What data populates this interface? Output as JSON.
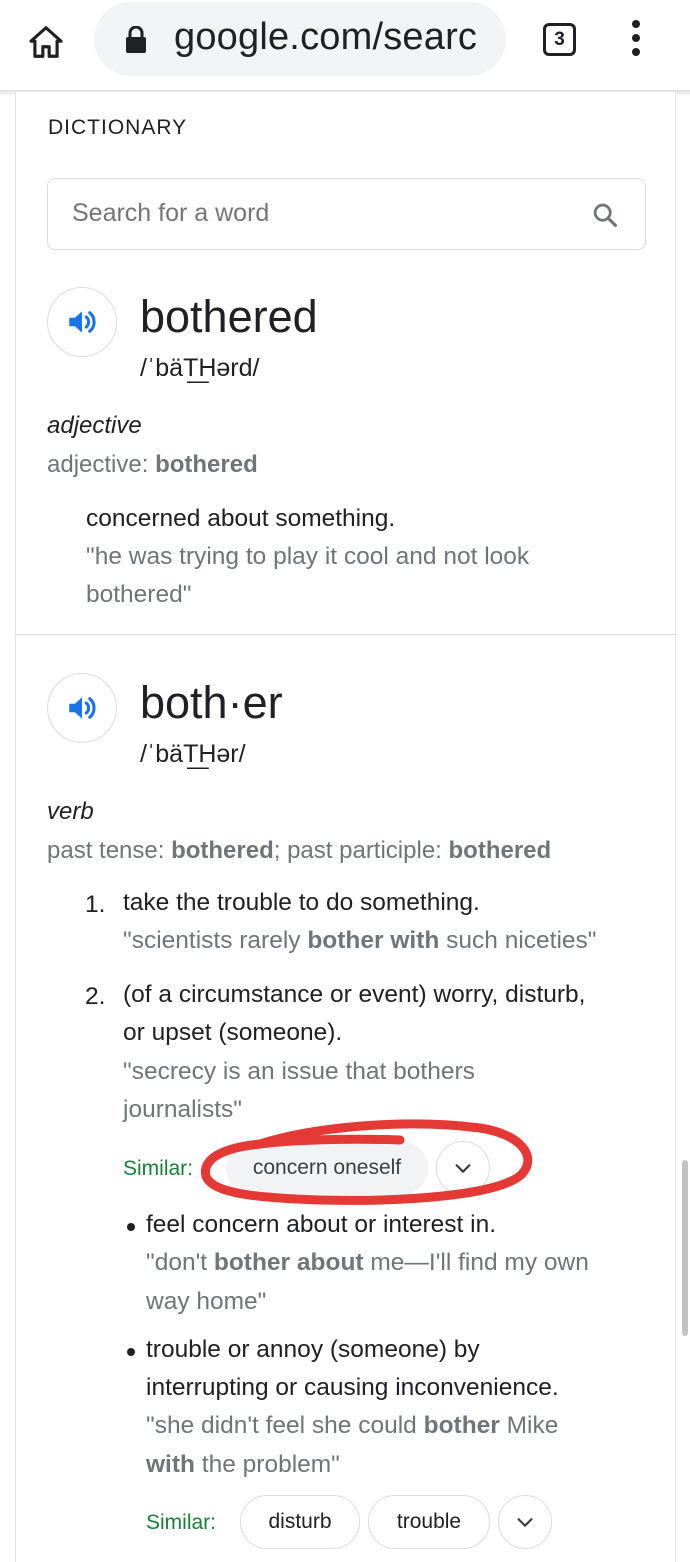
{
  "browser": {
    "url": "google.com/searc",
    "tab_count": "3"
  },
  "dictionary": {
    "section_label": "DICTIONARY",
    "search_placeholder": "Search for a word"
  },
  "entries": [
    {
      "headword": "bothered",
      "phonetic": "/ˈbäT͟Hərd/",
      "part_of_speech": "adjective",
      "forms_prefix": "adjective: ",
      "forms_bold": "bothered",
      "definitions": [
        {
          "text": "concerned about something.",
          "example_line1": "\"he was trying to play it cool and not look",
          "example_line2": "bothered\""
        }
      ]
    },
    {
      "headword": "both·er",
      "phonetic": "/ˈbäT͟Hər/",
      "part_of_speech": "verb",
      "forms_prefix1": "past tense: ",
      "forms_bold1": "bothered",
      "forms_prefix2": "; past participle: ",
      "forms_bold2": "bothered",
      "definitions": [
        {
          "number": "1.",
          "text": "take the trouble to do something.",
          "example_pre": "\"scientists rarely ",
          "example_bold": "bother with",
          "example_post": " such niceties\""
        },
        {
          "number": "2.",
          "text_line1": "(of a circumstance or event) worry, disturb,",
          "text_line2": "or upset (someone).",
          "example_line1": "\"secrecy is an issue that bothers",
          "example_line2": "journalists\"",
          "similar_label": "Similar:",
          "similar": [
            "concern oneself"
          ],
          "subsenses": [
            {
              "text": "feel concern about or interest in.",
              "example_pre": "\"don't ",
              "example_bold": "bother about",
              "example_post": " me—I'll find my own",
              "example_line2": "way home\""
            },
            {
              "text_line1": "trouble or annoy (someone) by",
              "text_line2": "interrupting or causing inconvenience.",
              "example_pre": "\"she didn't feel she could ",
              "example_bold": "bother",
              "example_post": " Mike",
              "example_line2_bold": "with",
              "example_line2_post": " the problem\"",
              "similar_label": "Similar:",
              "similar": [
                "disturb",
                "trouble"
              ]
            }
          ]
        }
      ]
    }
  ],
  "colors": {
    "speaker_blue": "#1a73e8",
    "similar_green": "#188038",
    "annotation_red": "#e53935",
    "muted_gray": "#70757a"
  },
  "icons": [
    "home-icon",
    "lock-icon",
    "tab-switcher-icon",
    "more-options-icon",
    "search-icon",
    "speaker-icon",
    "chevron-down-icon"
  ]
}
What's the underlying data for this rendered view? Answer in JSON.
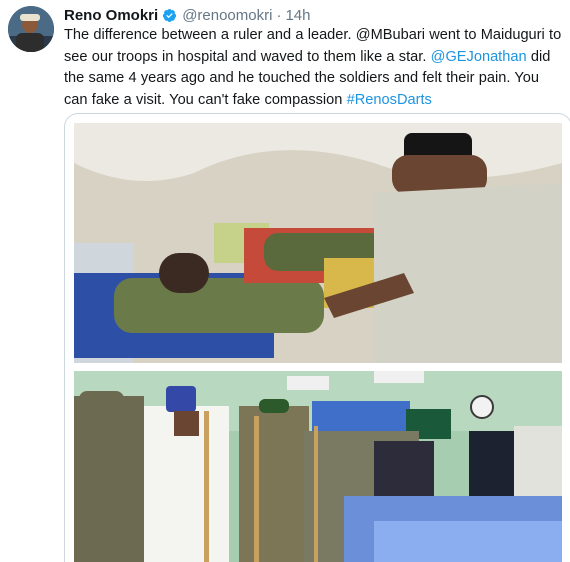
{
  "tweet": {
    "author_name": "Reno Omokri",
    "handle": "@renoomokri",
    "separator": "·",
    "timestamp": "14h",
    "text_parts": [
      "The difference between a ruler and a leader. @MBubari went to Maiduguri to see our troops in hospital and waved to them like a star. ",
      "@GEJonathan",
      " did the same 4 years ago and he touched the soldiers and felt their pain. You can fake a visit. You can't fake compassion ",
      "#RenosDarts"
    ]
  },
  "icons": {
    "verified": "verified-badge-icon"
  },
  "colors": {
    "link": "#1b95e0",
    "secondary_text": "#657786",
    "verified_blue": "#1da1f2"
  }
}
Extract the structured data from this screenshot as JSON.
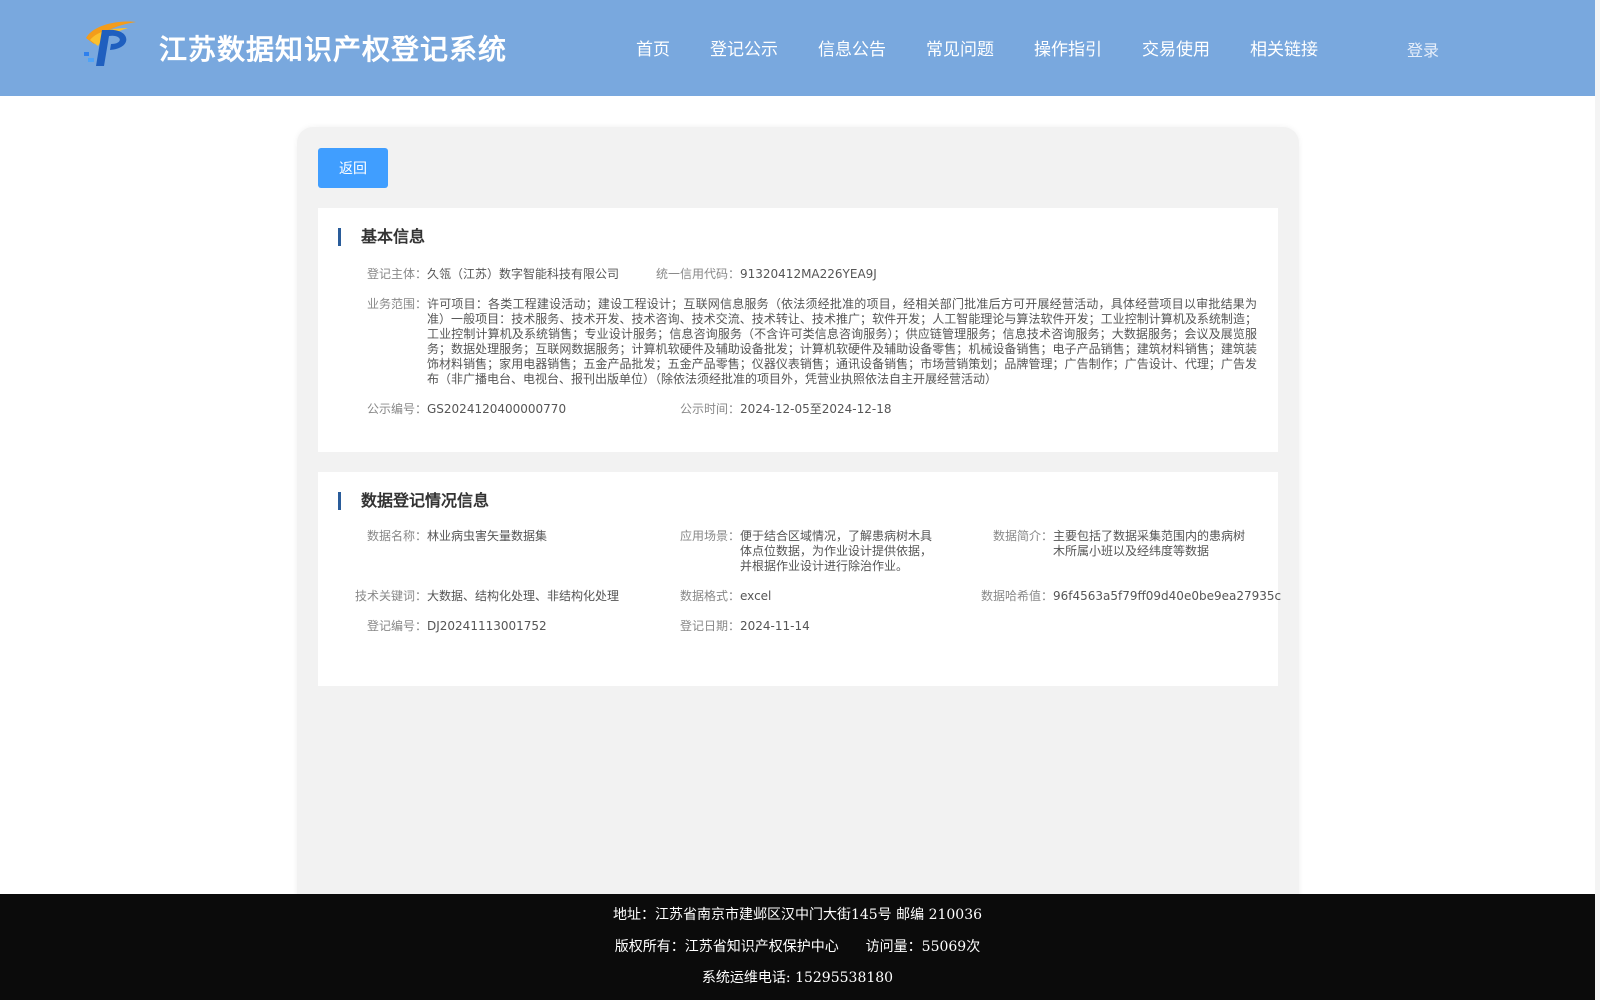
{
  "header": {
    "site_title": "江苏数据知识产权登记系统",
    "nav": [
      "首页",
      "登记公示",
      "信息公告",
      "常见问题",
      "操作指引",
      "交易使用",
      "相关链接"
    ],
    "login": "登录",
    "logo_icon": "ip-logo-icon",
    "colors": {
      "header_bg": "#79a8de",
      "accent": "#409eff"
    }
  },
  "back_label": "返回",
  "basic": {
    "title": "基本信息",
    "subject_label": "登记主体：",
    "subject": "久瓴（江苏）数字智能科技有限公司",
    "credit_label": "统一信用代码：",
    "credit": "91320412MA226YEA9J",
    "scope_label": "业务范围：",
    "scope": "许可项目：各类工程建设活动；建设工程设计；互联网信息服务（依法须经批准的项目，经相关部门批准后方可开展经营活动，具体经营项目以审批结果为准）一般项目：技术服务、技术开发、技术咨询、技术交流、技术转让、技术推广；软件开发；人工智能理论与算法软件开发；工业控制计算机及系统制造；工业控制计算机及系统销售；专业设计服务；信息咨询服务（不含许可类信息咨询服务）；供应链管理服务；信息技术咨询服务；大数据服务；会议及展览服务；数据处理服务；互联网数据服务；计算机软硬件及辅助设备批发；计算机软硬件及辅助设备零售；机械设备销售；电子产品销售；建筑材料销售；建筑装饰材料销售；家用电器销售；五金产品批发；五金产品零售；仪器仪表销售；通讯设备销售；市场营销策划；品牌管理；广告制作；广告设计、代理；广告发布（非广播电台、电视台、报刊出版单位）（除依法须经批准的项目外，凭营业执照依法自主开展经营活动）",
    "pub_no_label": "公示编号：",
    "pub_no": "GS2024120400000770",
    "pub_time_label": "公示时间：",
    "pub_time": "2024-12-05至2024-12-18"
  },
  "data_reg": {
    "title": "数据登记情况信息",
    "name_label": "数据名称：",
    "name": "林业病虫害矢量数据集",
    "scene_label": "应用场景：",
    "scene": "便于结合区域情况，了解患病树木具体点位数据，为作业设计提供依据，并根据作业设计进行除治作业。",
    "intro_label": "数据简介：",
    "intro": "主要包括了数据采集范围内的患病树木所属小班以及经纬度等数据",
    "keywords_label": "技术关键词：",
    "keywords": "大数据、结构化处理、非结构化处理",
    "format_label": "数据格式：",
    "format": "excel",
    "hash_label": "数据哈希值：",
    "hash": "96f4563a5f79ff09d40e0be9ea27935c",
    "reg_no_label": "登记编号：",
    "reg_no": "DJ20241113001752",
    "reg_date_label": "登记日期：",
    "reg_date": "2024-11-14"
  },
  "footer": {
    "address": "地址：江苏省南京市建邺区汉中门大街145号 邮编 210036",
    "copyright": "版权所有：江苏省知识产权保护中心",
    "visits": "访问量：55069次",
    "phone": "系统运维电话: 15295538180"
  }
}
════
— Objective —
Looking at the entries above, say how many lines contain the word "someone". Only the number is wanted.

— Solution to the problem —
2